[Gekozen fragment]
Knobbelzwanen ongestoord tussen scheepvaart.


Witgatje en Oeverlopers:
Vanaf het Rijn-Scheldekanaal is er zicht op het Zoommeer, in de verte rond een groene boei dobberen meer dan 30 Knobbelzwanen. Grote schepen die regelmatig voorbij varen maken weinig indruk op deze grote witte vogels. Langs het kanaal rijdende vliegen er regelmatig vogels op vanaf de stenen aan de oevers. Het zijn meest eenden; Wilde eenden en enkele Kuifeenden. Dan een Witgatje en even later 2 Oeverlopers. Nabij het Kreekraksluizencomplex hangt een Torenvalk boven de dijk en drijven tientallen Futen op het water.

Het drukbevaren Rijn-Scheldekanaal.

Grote schepen dichtbij:
Het kanaal verder volgende, en bij de 2e brug naar de andere oever overstekende beland ik uiteindelijk langs de Westerschelde bij Bath. Deze enige volledig open verbinding met de Noordzee wordt druk bevaren met grote zeeschepen die onderweg zijn van of naar de Antwerpse havens. De diepe schepen kunnen niet overal varen en verplaatsen zich door bekende vaargeulen. Soms zie je ze ver weg maar op een paar plaatsen passeren ze dicht onder de dijk. De afstand is dan niet veel meer dan tientallen meters (50-70.)

Buitendijks fietspad:
Binnendijks lopen overal smalle asfaltwegen parallel aan de dijk langs de Westerschelde. Buitendijks is op de geasfalteerde dijk over grote afstanden een fietspad aangelegd. Hier is het goed fietsen, met een stevig windje in de rug en een prachtig zicht op het uitgestrekte water en de schepen.

Onder aan de dijk langs de  Westerschelde zijn slibranden, strandjes, rietvelden en stroken met biezen.

[Aangeleverde rijen]
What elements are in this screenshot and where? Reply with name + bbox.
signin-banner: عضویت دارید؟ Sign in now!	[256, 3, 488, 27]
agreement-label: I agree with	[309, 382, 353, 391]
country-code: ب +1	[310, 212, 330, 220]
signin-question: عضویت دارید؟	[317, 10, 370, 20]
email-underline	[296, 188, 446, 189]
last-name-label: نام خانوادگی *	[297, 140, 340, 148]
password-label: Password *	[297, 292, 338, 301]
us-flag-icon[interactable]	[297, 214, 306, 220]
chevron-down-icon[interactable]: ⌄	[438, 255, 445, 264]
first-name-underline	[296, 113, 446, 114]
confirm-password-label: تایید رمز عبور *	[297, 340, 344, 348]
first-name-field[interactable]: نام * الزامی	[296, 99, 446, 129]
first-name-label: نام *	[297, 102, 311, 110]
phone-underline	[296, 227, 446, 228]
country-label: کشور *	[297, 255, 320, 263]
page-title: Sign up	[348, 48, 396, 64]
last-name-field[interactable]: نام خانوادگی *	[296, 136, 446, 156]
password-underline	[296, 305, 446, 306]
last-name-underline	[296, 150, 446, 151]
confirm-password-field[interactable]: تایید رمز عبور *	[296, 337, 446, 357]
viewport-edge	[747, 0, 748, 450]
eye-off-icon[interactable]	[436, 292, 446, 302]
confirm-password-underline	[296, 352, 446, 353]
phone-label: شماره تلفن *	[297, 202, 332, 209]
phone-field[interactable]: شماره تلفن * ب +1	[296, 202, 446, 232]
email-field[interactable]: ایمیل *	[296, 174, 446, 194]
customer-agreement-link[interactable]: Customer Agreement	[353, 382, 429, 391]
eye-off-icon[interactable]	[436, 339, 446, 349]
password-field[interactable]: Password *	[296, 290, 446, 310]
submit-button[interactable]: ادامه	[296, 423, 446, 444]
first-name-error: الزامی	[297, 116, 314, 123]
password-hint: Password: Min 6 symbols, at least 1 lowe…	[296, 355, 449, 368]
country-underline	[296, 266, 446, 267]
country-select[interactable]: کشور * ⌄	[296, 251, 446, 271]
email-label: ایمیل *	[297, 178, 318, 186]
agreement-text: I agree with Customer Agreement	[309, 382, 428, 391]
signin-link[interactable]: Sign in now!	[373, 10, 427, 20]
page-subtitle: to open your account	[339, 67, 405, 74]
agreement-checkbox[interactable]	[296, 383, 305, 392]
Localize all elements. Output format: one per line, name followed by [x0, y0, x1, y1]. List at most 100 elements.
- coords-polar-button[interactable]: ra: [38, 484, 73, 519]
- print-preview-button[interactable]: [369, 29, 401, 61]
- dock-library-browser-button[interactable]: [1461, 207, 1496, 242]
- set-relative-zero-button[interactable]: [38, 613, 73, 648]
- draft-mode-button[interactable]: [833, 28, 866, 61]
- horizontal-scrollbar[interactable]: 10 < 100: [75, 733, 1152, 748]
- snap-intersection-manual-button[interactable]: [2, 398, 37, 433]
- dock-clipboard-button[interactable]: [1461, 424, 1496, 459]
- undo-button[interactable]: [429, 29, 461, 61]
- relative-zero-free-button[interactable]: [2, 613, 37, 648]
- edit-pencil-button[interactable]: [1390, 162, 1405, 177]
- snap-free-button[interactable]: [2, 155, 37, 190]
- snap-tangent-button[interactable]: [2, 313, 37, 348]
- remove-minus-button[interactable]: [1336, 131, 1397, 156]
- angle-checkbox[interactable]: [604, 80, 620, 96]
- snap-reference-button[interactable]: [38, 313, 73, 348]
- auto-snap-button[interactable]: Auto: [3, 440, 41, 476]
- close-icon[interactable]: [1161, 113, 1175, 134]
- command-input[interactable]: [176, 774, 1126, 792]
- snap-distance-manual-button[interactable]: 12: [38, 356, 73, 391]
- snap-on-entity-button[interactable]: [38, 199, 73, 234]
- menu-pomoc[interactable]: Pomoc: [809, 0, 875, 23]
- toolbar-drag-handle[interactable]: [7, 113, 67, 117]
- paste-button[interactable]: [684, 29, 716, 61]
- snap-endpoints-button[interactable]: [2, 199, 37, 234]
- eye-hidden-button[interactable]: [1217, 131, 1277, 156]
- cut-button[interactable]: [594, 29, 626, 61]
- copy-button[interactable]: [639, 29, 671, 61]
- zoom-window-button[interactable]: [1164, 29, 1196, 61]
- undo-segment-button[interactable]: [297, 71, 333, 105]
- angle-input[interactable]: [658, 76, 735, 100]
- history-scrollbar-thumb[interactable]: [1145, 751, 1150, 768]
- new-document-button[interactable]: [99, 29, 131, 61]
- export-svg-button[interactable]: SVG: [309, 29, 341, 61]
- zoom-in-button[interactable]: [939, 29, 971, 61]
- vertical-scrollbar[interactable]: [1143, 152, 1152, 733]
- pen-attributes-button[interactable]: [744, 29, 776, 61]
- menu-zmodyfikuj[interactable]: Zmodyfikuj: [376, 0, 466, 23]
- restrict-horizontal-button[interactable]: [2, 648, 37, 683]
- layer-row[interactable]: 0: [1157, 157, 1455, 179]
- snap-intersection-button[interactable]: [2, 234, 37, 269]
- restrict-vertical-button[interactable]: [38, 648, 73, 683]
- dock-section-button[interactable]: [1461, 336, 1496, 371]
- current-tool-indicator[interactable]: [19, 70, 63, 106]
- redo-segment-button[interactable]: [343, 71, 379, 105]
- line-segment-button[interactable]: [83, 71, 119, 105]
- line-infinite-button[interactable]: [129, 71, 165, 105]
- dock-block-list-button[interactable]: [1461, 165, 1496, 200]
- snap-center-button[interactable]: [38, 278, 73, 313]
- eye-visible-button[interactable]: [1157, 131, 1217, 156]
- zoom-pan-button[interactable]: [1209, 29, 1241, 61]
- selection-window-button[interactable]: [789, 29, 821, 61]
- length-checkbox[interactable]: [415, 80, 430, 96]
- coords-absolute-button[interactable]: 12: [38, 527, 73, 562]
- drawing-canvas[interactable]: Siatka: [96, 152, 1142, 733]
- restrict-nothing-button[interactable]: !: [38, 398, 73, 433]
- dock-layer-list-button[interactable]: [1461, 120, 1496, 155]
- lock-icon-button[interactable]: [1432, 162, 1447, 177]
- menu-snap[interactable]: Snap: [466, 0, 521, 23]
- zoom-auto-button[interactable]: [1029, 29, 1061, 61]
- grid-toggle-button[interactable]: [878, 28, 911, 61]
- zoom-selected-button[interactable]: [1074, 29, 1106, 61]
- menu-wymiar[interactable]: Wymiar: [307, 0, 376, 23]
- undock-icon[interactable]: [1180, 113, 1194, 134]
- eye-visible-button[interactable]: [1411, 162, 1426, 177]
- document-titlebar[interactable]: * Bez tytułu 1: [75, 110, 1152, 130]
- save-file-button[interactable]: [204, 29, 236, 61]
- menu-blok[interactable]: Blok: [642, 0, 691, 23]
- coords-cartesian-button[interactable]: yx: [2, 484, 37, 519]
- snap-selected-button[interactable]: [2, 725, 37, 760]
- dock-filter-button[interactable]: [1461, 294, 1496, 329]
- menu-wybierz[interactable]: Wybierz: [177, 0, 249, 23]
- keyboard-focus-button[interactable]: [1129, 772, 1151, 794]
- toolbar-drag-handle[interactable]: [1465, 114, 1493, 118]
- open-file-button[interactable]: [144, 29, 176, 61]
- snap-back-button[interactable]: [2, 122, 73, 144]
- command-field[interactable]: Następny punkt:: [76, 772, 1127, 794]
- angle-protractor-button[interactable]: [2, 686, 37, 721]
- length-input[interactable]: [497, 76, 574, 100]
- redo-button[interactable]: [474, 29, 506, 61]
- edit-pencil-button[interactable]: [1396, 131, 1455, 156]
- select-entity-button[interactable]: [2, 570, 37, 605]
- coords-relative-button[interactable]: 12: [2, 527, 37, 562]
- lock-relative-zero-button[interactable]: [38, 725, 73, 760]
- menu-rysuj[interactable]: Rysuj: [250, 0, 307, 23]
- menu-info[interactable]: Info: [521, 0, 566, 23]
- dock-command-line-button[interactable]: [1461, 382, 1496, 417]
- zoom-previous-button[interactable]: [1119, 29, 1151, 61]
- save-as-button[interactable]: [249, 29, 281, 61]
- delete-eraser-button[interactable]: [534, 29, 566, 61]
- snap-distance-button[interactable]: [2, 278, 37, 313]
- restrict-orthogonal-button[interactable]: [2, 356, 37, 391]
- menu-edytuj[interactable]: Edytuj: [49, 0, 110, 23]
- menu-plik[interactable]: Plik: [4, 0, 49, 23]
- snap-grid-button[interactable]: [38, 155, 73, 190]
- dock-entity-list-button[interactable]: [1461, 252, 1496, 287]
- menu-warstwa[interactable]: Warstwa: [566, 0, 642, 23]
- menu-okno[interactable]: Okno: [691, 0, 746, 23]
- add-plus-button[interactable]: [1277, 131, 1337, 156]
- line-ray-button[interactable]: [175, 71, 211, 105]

[Uit te voeren taak] Citeer het volledige fragment over vogels en scheepvaart langs het Rijn-Scheldekanaal en de Westerschelde letterlijk. De rijen hebben niets met het fragment te maken.

[Antwoord]
Knobbelzwanen ongestoord tussen scheepvaart.


Witgatje en Oeverlopers:
Vanaf het Rijn-Scheldekanaal is er zicht op het Zoommeer, in de verte rond een groene boei dobberen meer dan 30 Knobbelzwanen. Grote schepen die regelmatig voorbij varen maken weinig indruk op deze grote witte vogels. Langs het kanaal rijdende vliegen er regelmatig vogels op vanaf de stenen aan de oevers. Het zijn meest eenden; Wilde eenden en enkele Kuifeenden. Dan een Witgatje en even later 2 Oeverlopers. Nabij het Kreekraksluizencomplex hangt een Torenvalk boven de dijk en drijven tientallen Futen op het water.

Het drukbevaren Rijn-Scheldekanaal.

Grote schepen dichtbij:
Het kanaal verder volgende, en bij de 2e brug naar de andere oever overstekende beland ik uiteindelijk langs de Westerschelde bij Bath. Deze enige volledig open verbinding met de Noordzee wordt druk bevaren met grote zeeschepen die onderweg zijn van of naar de Antwerpse havens. De diepe schepen kunnen niet overal varen en verplaatsen zich door bekende vaargeulen. Soms zie je ze ver weg maar op een paar plaatsen passeren ze dicht onder de dijk. De afstand is dan niet veel meer dan tientallen meters (50-70.)

Buitendijks fietspad:
Binnendijks lopen overal smalle asfaltwegen parallel aan de dijk langs de Westerschelde. Buitendijks is op de geasfalteerde dijk over grote afstanden een fietspad aangelegd. Hier is het goed fietsen, met een stevig windje in de rug en een prachtig zicht op het uitgestrekte water en de schepen.

Onder aan de dijk langs de  Westerschelde zijn slibranden, strandjes, rietvelden en stroken met biezen.